◆ Brief:
Give every entry again, word for word.

——————————

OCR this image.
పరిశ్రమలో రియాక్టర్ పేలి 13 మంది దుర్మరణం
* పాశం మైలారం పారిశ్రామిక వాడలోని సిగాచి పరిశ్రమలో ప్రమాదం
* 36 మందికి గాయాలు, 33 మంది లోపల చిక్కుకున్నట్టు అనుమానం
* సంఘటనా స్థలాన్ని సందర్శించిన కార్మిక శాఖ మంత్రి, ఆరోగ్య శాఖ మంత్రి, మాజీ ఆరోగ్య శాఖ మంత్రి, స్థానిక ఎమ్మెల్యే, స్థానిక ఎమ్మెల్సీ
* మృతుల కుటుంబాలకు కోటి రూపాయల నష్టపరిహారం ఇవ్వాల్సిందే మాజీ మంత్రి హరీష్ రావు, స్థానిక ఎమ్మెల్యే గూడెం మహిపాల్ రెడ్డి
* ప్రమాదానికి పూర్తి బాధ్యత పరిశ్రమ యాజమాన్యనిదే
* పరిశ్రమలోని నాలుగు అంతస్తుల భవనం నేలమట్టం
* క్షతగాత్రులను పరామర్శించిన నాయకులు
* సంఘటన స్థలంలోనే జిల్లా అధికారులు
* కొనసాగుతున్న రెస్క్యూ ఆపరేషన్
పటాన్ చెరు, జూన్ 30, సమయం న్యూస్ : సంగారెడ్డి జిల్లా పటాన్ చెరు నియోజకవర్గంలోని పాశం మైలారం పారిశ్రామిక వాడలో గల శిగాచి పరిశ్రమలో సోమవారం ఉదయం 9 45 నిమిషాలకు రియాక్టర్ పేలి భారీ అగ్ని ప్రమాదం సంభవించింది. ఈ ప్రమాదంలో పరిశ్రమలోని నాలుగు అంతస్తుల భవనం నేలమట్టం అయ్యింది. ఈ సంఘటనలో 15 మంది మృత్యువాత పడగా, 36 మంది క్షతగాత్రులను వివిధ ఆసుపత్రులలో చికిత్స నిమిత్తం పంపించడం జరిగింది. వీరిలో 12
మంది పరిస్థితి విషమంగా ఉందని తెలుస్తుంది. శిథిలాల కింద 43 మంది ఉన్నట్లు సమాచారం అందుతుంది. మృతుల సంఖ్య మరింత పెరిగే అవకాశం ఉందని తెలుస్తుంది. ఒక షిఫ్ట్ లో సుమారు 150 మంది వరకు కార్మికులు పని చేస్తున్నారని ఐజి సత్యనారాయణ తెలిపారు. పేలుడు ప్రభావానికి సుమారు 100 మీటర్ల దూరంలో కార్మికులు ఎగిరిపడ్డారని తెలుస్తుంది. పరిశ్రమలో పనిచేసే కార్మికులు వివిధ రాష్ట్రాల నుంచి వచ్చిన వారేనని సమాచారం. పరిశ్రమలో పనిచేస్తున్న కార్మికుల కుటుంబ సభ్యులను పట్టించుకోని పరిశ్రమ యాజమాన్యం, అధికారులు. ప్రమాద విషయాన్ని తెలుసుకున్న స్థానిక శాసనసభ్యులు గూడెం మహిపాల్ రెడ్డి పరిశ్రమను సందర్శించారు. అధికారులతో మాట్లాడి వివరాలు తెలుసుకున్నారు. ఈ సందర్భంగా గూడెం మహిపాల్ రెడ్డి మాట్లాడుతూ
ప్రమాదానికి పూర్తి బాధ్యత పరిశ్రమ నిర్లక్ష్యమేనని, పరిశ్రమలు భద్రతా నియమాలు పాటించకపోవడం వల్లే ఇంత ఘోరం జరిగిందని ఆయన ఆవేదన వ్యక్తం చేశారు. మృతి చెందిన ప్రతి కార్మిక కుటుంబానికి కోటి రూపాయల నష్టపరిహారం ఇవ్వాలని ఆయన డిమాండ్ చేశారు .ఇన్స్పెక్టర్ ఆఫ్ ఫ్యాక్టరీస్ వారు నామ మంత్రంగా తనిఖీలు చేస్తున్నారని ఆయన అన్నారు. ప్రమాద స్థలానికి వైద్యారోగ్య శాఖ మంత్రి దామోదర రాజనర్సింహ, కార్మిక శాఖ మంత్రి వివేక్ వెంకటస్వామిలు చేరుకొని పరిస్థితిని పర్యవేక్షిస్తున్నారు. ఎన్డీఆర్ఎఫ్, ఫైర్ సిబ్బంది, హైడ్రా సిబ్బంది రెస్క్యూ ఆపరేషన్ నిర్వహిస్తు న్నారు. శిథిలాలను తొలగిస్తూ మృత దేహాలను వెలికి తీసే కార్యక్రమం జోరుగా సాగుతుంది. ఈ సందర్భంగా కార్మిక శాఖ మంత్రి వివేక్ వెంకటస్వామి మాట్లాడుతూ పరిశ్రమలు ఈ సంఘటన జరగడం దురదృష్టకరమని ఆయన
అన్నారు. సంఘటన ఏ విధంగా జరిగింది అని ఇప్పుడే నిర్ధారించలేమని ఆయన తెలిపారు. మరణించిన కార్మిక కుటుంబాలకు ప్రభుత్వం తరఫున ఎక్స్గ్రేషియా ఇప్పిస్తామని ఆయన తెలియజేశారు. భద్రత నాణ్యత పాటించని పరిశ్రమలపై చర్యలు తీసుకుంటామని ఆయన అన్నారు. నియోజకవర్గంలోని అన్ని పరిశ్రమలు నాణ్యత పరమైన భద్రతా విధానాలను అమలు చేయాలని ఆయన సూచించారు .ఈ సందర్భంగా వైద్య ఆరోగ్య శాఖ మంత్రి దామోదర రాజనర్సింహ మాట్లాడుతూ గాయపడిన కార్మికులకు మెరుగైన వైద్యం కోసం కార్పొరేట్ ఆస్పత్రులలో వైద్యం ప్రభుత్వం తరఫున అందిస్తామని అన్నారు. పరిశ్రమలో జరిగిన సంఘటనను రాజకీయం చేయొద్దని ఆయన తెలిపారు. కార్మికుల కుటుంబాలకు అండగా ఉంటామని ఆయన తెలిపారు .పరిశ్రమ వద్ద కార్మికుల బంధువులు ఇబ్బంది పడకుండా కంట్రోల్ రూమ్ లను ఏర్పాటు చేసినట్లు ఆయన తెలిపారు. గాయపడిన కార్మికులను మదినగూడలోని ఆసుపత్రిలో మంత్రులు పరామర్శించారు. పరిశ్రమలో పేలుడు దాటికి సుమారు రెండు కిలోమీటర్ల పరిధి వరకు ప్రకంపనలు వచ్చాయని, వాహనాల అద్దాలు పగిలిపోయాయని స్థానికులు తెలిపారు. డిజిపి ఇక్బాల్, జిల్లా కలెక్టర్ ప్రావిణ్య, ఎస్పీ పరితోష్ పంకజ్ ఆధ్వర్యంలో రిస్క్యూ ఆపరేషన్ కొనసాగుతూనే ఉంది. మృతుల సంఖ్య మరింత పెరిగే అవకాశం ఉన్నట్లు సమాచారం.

——————————

◆ Task result:
OCR this image.
పరిశ్రమలో రియాక్టర్ పేలి 13 మంది దుర్మరణం
* పాశం మైలారం పారిశ్రామిక వాడలోని సిగాచి పరిశ్రమలో ప్రమాదం
* 36 మందికి గాయాలు, 33 మంది లోపల చిక్కుకున్నట్టు అనుమానం
* సంఘటనా స్థలాన్ని సందర్శించిన కార్మిక శాఖ మంత్రి, ఆరోగ్య శాఖ మంత్రి, మాజీ ఆరోగ్య శాఖ మంత్రి, స్థానిక ఎమ్మెల్యే, స్థానిక ఎమ్మెల్సీ
* మృతుల కుటుంబాలకు కోటి రూపాయల నష్టపరిహారం ఇవ్వాల్సిందే మాజీ మంత్రి హరీష్ రావు, స్థానిక ఎమ్మెల్యే గూడెం మహిపాల్ రెడ్డి
* ప్రమాదానికి పూర్తి బాధ్యత పరిశ్రమ యాజమాన్యనిదే
* పరిశ్రమలోని నాలుగు అంతస్తుల భవనం నేలమట్టం
* క్షతగాత్రులను పరామర్శించిన నాయకులు
* సంఘటన స్థలంలోనే జిల్లా అధికారులు
* కొనసాగుతున్న రెస్క్యూ ఆపరేషన్
పటాన్ చెరు, జూన్ 30, సమయం న్యూస్ : సంగారెడ్డి జిల్లా పటాన్ చెరు నియోజకవర్గంలోని పాశం మైలారం పారిశ్రామిక వాడలో గల శిగాచి పరిశ్రమలో సోమవారం ఉదయం 9 45 నిమిషాలకు రియాక్టర్ పేలి భారీ అగ్ని ప్రమాదం సంభవించింది. ఈ ప్రమాదంలో పరిశ్రమలోని నాలుగు అంతస్తుల భవనం నేలమట్టం అయ్యింది. ఈ సంఘటనలో 15 మంది మృత్యువాత పడగా, 36 మంది క్షతగాత్రులను వివిధ ఆసుపత్రులలో చికిత్స నిమిత్తం పంపించడం జరిగింది. వీరిలో 12
మంది పరిస్థితి విషమంగా ఉందని తెలుస్తుంది. శిథిలాల కింద 43 మంది ఉన్నట్లు సమాచారం అందుతుంది. మృతుల సంఖ్య మరింత పెరిగే అవకాశం ఉందని తెలుస్తుంది. ఒక షిఫ్ట్ లో సుమారు 150 మంది వరకు కార్మికులు పని చేస్తున్నారని ఐజి సత్యనారాయణ తెలిపారు. పేలుడు ప్రభావానికి సుమారు 100 మీటర్ల దూరంలో కార్మికులు ఎగిరిపడ్డారని తెలుస్తుంది. పరిశ్రమలో పనిచేసే కార్మికులు వివిధ రాష్ట్రాల నుంచి వచ్చిన వారేనని సమాచారం. పరిశ్రమలో పనిచేస్తున్న కార్మికుల కుటుంబ సభ్యులను పట్టించుకోని పరిశ్రమ యాజమాన్యం, అధికారులు. ప్రమాద విషయాన్ని తెలుసుకున్న స్థానిక శాసనసభ్యులు గూడెం మహిపాల్ రెడ్డి పరిశ్రమను సందర్శించారు. అధికారులతో మాట్లాడి వివరాలు తెలుసుకున్నారు. ఈ సందర్భంగా గూడెం మహిపాల్ రెడ్డి మాట్లాడుతూ
ప్రమాదానికి పూర్తి బాధ్యత పరిశ్రమ నిర్లక్ష్యమేనని, పరిశ్రమలు భద్రతా నియమాలు పాటించకపోవడం వల్లే ఇంత ఘోరం జరిగిందని ఆయన ఆవేదన వ్యక్తం చేశారు. మృతి చెందిన ప్రతి కార్మిక కుటుంబానికి కోటి రూపాయల నష్టపరిహారం ఇవ్వాలని ఆయన డిమాండ్ చేశారు .ఇన్స్పెక్టర్ ఆఫ్ ఫ్యాక్టరీస్ వారు నామ మంత్రంగా తనిఖీలు చేస్తున్నారని ఆయన అన్నారు. ప్రమాద స్థలానికి వైద్యారోగ్య శాఖ మంత్రి దామోదర రాజనర్సింహ, కార్మిక శాఖ మంత్రి వివేక్ వెంకటస్వామిలు చేరుకొని పరిస్థితిని పర్యవేక్షిస్తున్నారు. ఎన్డీఆర్ఎఫ్, ఫైర్ సిబ్బంది, హైడ్రా సిబ్బంది రెస్క్యూ ఆపరేషన్ నిర్వహిస్తు న్నారు. శిథిలాలను తొలగిస్తూ మృత దేహాలను వెలికి తీసే కార్యక్రమం జోరుగా సాగుతుంది. ఈ సందర్భంగా కార్మిక శాఖ మంత్రి వివేక్ వెంకటస్వామి మాట్లాడుతూ పరిశ్రమలు ఈ సంఘటన జరగడం దురదృష్టకరమని ఆయన
అన్నారు. సంఘటన ఏ విధంగా జరిగింది అని ఇప్పుడే నిర్ధారించలేమని ఆయన తెలిపారు. మరణించిన కార్మిక కుటుంబాలకు ప్రభుత్వం తరఫున ఎక్స్గ్రేషియా ఇప్పిస్తామని ఆయన తెలియజేశారు. భద్రత నాణ్యత పాటించని పరిశ్రమలపై చర్యలు తీసుకుంటామని ఆయన అన్నారు. నియోజకవర్గంలోని అన్ని పరిశ్రమలు నాణ్యత పరమైన భద్రతా విధానాలను అమలు చేయాలని ఆయన సూచించారు .ఈ సందర్భంగా వైద్య ఆరోగ్య శాఖ మంత్రి దామోదర రాజనర్సింహ మాట్లాడుతూ గాయపడిన కార్మికులకు మెరుగైన వైద్యం కోసం కార్పొరేట్ ఆస్పత్రులలో వైద్యం ప్రభుత్వం తరఫున అందిస్తామని అన్నారు. పరిశ్రమలో జరిగిన సంఘటనను రాజకీయం చేయొద్దని ఆయన తెలిపారు. కార్మికుల కుటుంబాలకు అండగా ఉంటామని ఆయన తెలిపారు .పరిశ్రమ వద్ద కార్మికుల బంధువులు ఇబ్బంది పడకుండా కంట్రోల్ రూమ్ లను ఏర్పాటు చేసినట్లు ఆయన తెలిపారు. గాయపడిన కార్మికులను మదినగూడలోని ఆసుపత్రిలో మంత్రులు పరామర్శించారు. పరిశ్రమలో పేలుడు దాటికి సుమారు రెండు కిలోమీటర్ల పరిధి వరకు ప్రకంపనలు వచ్చాయని, వాహనాల అద్దాలు పగిలిపోయాయని స్థానికులు తెలిపారు. డిజిపి ఇక్బాల్, జిల్లా కలెక్టర్ ప్రావిణ్య, ఎస్పీ పరితోష్ పంకజ్ ఆధ్వర్యంలో రిస్క్యూ ఆపరేషన్ కొనసాగుతూనే ఉంది. మృతుల సంఖ్య మరింత పెరిగే అవకాశం ఉన్నట్లు సమాచారం.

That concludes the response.